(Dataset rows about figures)

↓

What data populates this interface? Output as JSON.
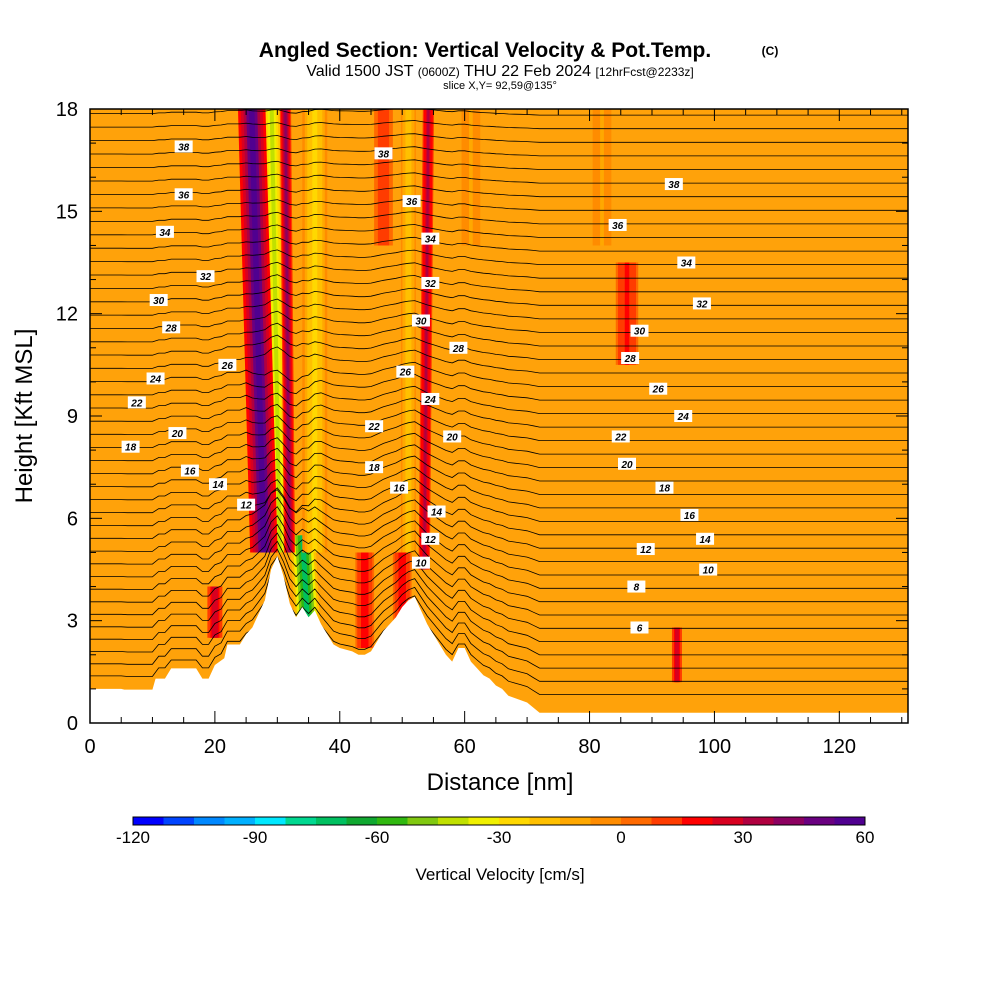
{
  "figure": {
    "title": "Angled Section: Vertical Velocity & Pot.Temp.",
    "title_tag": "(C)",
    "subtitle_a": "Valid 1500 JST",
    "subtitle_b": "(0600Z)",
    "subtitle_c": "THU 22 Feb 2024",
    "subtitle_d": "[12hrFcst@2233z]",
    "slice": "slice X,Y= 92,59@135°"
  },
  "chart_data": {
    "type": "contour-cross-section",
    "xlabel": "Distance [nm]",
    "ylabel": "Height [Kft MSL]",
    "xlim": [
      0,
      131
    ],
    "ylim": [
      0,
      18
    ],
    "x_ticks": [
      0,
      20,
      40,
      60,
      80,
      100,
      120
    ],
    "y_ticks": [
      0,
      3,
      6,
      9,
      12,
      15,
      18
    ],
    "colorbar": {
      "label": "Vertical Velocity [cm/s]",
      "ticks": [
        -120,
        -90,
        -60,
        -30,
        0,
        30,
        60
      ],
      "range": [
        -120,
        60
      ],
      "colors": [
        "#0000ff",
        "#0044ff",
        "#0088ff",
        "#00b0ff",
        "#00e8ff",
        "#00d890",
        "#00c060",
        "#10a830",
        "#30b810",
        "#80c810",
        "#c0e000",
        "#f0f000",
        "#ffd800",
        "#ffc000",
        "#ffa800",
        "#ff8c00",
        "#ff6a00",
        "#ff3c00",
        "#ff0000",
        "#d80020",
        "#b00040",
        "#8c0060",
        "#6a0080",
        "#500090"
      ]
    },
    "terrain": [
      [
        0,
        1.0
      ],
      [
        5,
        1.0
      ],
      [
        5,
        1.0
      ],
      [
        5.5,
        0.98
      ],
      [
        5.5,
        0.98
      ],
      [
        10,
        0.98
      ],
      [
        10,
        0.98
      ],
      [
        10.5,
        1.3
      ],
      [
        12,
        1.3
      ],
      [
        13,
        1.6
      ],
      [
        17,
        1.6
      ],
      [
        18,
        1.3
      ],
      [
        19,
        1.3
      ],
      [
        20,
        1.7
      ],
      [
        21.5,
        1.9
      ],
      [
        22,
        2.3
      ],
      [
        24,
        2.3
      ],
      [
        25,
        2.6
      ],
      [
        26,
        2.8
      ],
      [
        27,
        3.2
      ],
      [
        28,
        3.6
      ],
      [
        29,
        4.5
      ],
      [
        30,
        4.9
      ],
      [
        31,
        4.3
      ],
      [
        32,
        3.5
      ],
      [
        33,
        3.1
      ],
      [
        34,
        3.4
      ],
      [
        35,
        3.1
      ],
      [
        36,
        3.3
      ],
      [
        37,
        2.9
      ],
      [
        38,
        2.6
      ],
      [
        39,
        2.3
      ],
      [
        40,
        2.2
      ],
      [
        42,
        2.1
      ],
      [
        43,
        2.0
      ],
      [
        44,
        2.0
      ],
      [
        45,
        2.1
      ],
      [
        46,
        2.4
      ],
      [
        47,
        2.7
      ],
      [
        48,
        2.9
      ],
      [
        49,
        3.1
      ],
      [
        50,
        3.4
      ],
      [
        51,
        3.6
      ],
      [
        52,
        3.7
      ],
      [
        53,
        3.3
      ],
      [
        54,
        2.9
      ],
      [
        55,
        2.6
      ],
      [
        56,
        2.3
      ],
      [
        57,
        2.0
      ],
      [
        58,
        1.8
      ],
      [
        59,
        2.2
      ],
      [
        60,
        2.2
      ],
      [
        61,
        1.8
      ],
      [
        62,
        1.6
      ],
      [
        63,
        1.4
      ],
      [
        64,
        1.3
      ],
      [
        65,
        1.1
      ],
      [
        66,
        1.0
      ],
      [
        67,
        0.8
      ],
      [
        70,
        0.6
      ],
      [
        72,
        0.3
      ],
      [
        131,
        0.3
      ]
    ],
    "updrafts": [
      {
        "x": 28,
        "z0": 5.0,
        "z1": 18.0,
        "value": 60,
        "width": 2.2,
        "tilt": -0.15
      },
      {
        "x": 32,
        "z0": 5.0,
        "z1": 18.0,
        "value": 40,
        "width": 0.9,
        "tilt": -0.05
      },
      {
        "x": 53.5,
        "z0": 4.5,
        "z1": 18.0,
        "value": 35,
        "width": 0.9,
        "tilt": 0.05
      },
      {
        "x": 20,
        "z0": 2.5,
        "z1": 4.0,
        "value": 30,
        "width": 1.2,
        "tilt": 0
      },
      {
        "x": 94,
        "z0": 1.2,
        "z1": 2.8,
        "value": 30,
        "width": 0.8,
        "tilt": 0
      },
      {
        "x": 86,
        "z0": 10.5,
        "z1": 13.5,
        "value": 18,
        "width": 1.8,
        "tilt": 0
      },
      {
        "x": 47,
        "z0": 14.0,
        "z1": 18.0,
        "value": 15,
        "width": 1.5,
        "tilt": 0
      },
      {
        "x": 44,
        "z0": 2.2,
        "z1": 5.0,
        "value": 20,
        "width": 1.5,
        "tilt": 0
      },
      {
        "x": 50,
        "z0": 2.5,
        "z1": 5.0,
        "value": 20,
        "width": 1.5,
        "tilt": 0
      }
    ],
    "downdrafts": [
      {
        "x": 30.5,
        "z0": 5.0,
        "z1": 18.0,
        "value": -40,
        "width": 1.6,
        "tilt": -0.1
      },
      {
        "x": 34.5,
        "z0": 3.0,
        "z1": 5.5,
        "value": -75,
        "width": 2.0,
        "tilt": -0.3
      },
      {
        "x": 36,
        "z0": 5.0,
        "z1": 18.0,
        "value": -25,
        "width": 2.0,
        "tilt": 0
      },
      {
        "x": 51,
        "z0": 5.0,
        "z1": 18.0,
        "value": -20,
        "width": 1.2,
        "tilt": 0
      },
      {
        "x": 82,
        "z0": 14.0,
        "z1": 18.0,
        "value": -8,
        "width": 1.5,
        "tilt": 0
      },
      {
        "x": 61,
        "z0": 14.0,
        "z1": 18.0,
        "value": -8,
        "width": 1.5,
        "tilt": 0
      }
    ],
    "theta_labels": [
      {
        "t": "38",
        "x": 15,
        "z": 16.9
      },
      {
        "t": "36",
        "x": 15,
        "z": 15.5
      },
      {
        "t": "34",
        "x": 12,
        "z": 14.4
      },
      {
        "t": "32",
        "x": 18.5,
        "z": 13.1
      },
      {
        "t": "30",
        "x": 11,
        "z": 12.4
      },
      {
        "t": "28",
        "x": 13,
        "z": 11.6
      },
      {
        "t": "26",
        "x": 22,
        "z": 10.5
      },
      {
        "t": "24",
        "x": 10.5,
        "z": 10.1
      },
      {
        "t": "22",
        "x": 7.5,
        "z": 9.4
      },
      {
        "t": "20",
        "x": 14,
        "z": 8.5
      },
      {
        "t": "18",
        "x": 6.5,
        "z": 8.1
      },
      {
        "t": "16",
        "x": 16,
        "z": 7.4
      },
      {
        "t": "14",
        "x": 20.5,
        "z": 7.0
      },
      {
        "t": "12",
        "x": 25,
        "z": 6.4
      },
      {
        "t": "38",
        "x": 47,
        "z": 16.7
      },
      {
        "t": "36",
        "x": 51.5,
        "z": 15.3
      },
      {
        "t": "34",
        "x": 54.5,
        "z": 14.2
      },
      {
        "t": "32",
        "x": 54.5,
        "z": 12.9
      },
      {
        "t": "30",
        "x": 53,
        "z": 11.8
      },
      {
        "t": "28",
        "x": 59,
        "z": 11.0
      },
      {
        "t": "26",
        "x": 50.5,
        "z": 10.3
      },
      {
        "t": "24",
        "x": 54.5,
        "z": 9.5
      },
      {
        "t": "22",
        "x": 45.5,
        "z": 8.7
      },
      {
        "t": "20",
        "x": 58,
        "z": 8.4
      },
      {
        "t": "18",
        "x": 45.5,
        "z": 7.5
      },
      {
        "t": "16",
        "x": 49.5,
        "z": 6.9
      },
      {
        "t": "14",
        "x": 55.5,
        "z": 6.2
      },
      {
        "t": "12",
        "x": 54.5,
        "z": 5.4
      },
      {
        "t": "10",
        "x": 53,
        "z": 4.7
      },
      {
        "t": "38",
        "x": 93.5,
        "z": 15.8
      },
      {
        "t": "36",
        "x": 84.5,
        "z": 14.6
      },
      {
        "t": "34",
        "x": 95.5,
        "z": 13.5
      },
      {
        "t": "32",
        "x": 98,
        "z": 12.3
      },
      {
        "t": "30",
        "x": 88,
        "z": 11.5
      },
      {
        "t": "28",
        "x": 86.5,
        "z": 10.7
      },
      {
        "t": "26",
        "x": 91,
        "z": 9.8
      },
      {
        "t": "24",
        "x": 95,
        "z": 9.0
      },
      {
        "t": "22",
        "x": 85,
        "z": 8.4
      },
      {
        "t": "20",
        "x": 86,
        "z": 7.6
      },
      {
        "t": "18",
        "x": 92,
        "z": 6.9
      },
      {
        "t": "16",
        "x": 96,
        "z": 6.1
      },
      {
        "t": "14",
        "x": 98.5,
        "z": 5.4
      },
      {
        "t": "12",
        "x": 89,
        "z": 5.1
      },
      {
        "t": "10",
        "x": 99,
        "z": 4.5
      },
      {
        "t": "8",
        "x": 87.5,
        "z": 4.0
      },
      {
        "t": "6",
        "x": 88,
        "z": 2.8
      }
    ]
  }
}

↑

Task instructions =>
Every line holding "Vertical" should be copied out.

Result =>
    "title": "Angled Section: Vertical Velocity & Pot.Temp.",
      "label": "Vertical Velocity [cm/s]",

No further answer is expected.